### [Exercise prompt]
Reproduce every record below exactly as written, but leave out any pictures.

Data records

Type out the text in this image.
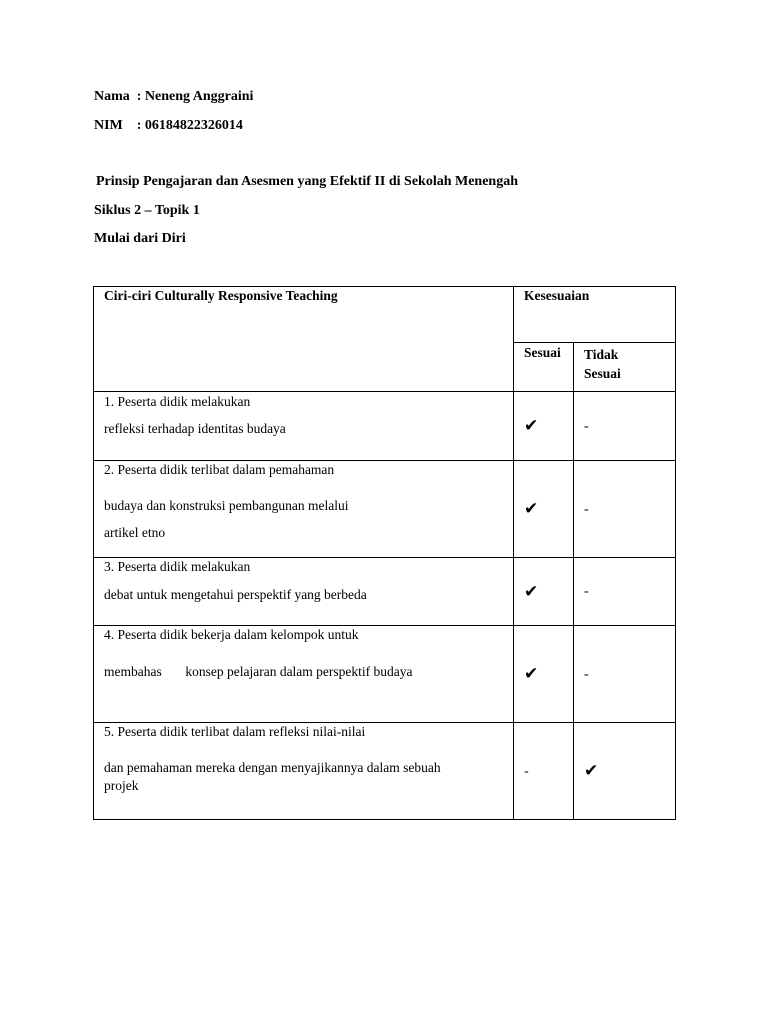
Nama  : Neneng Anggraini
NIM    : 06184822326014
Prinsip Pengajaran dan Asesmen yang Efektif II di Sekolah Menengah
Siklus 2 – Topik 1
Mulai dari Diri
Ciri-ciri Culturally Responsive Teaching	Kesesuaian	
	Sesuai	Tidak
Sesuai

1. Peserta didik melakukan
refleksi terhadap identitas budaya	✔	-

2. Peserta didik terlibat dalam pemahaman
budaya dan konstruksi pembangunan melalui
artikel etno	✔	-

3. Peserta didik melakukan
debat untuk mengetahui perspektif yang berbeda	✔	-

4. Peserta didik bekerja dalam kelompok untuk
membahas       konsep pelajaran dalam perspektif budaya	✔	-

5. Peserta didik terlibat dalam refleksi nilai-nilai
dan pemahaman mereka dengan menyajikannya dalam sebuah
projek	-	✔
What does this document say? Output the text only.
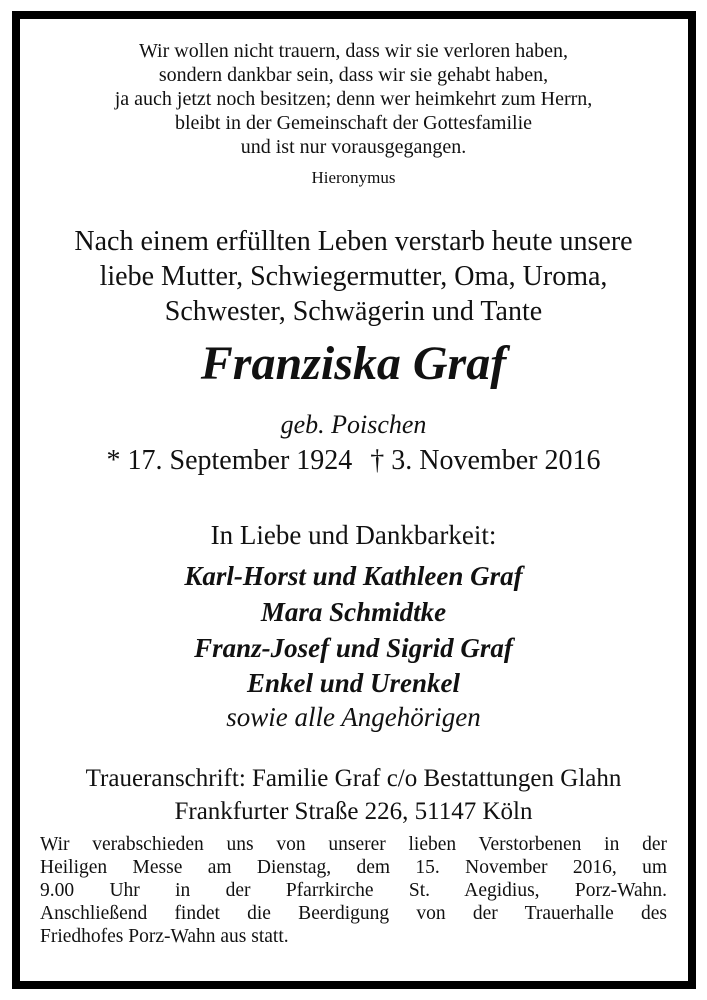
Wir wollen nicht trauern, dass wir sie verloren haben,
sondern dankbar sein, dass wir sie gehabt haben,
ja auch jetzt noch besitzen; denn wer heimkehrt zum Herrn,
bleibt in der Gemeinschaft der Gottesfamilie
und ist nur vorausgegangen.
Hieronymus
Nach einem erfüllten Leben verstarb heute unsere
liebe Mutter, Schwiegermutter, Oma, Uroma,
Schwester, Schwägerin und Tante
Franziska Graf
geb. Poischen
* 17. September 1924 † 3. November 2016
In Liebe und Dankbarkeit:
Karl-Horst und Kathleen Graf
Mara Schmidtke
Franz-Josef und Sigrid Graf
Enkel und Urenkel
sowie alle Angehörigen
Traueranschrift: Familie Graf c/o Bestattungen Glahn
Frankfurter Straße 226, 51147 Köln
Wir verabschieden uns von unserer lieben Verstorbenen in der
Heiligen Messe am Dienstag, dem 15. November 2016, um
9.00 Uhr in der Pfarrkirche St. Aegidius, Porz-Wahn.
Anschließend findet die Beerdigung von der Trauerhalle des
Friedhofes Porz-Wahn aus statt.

### [Answer to the task]
Type out the text in this image.
Nama  : Neneng Anggraini
NIM    : 06184822326014
Prinsip Pengajaran dan Asesmen yang Efektif II di Sekolah Menengah
Siklus 2 – Topik 1
Mulai dari Diri
Ciri-ciri Culturally Responsive Teaching	Kesesuaian	
	Sesuai	Tidak
Sesuai

1. Peserta didik melakukan
refleksi terhadap identitas budaya	✔	-

2. Peserta didik terlibat dalam pemahaman
budaya dan konstruksi pembangunan melalui
artikel etno	✔	-

3. Peserta didik melakukan
debat untuk mengetahui perspektif yang berbeda	✔	-

4. Peserta didik bekerja dalam kelompok untuk
membahas       konsep pelajaran dalam perspektif budaya	✔	-

5. Peserta didik terlibat dalam refleksi nilai-nilai
dan pemahaman mereka dengan menyajikannya dalam sebuah
projek	-	✔
What does this document say? Output the text only.
Wir wollen nicht trauern, dass wir sie verloren haben,
sondern dankbar sein, dass wir sie gehabt haben,
ja auch jetzt noch besitzen; denn wer heimkehrt zum Herrn,
bleibt in der Gemeinschaft der Gottesfamilie
und ist nur vorausgegangen.
Hieronymus
Nach einem erfüllten Leben verstarb heute unsere
liebe Mutter, Schwiegermutter, Oma, Uroma,
Schwester, Schwägerin und Tante
Franziska Graf
geb. Poischen
* 17. September 1924 † 3. November 2016
In Liebe und Dankbarkeit:
Karl-Horst und Kathleen Graf
Mara Schmidtke
Franz-Josef und Sigrid Graf
Enkel und Urenkel
sowie alle Angehörigen
Traueranschrift: Familie Graf c/o Bestattungen Glahn
Frankfurter Straße 226, 51147 Köln
Wir verabschieden uns von unserer lieben Verstorbenen in der
Heiligen Messe am Dienstag, dem 15. November 2016, um
9.00 Uhr in der Pfarrkirche St. Aegidius, Porz-Wahn.
Anschließend findet die Beerdigung von der Trauerhalle des
Friedhofes Porz-Wahn aus statt.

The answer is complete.